* **INFORMATION SUPPLIED**:
....................
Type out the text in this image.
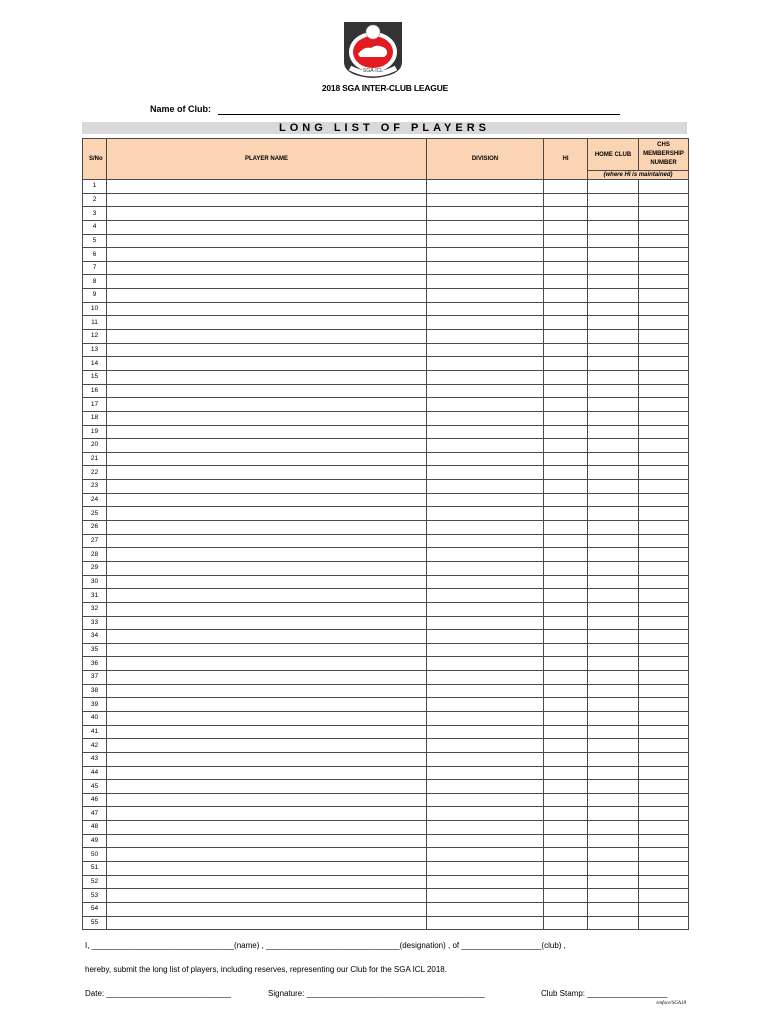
SGA·ICL
2018 SGA INTER-CLUB LEAGUE
Name of Club:
LONG LIST OF PLAYERS
S/No	PLAYER NAME	DIVISION	HI	HOME CLUB	CHS
MEMBERSHIP
NUMBER

				(where HI is maintained)	
1					
2					
3					
4					
5					
6					
7					
8					
9					
10					
11					
12					
13					
14					
15					
16					
17					
18					
19					
20					
21					
22					
23					
24					
25					
26					
27					
28					
29					
30					
31					
32					
33					
34					
35					
36					
37					
38					
39					
40					
41					
42					
43					
44					
45					
46					
47					
48					
49					
50					
51					
52					
53					
54					
55					
I, ________________________________(name) , ______________________________(designation) , of __________________(club) ,
hereby, submit the long list of players, including reserves, representing our Club for the SGA ICL 2018.
Date: ____________________________	Signature: ________________________________________	Club Stamp: __________________
/enface/SGA18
....................
* **REQUIRED TASK**:
All of the records need repeating exactly, except for the pictures.

* **RESULT FOR THIS EXERCISE**:
Type out the text in this image.
SGA·ICL
2018 SGA INTER-CLUB LEAGUE
Name of Club:
LONG LIST OF PLAYERS
S/No	PLAYER NAME	DIVISION	HI	HOME CLUB	CHS
MEMBERSHIP
NUMBER

				(where HI is maintained)	
1					
2					
3					
4					
5					
6					
7					
8					
9					
10					
11					
12					
13					
14					
15					
16					
17					
18					
19					
20					
21					
22					
23					
24					
25					
26					
27					
28					
29					
30					
31					
32					
33					
34					
35					
36					
37					
38					
39					
40					
41					
42					
43					
44					
45					
46					
47					
48					
49					
50					
51					
52					
53					
54					
55					
I, ________________________________(name) , ______________________________(designation) , of __________________(club) ,
hereby, submit the long list of players, including reserves, representing our Club for the SGA ICL 2018.
Date: ____________________________	Signature: ________________________________________	Club Stamp: __________________
/enface/SGA18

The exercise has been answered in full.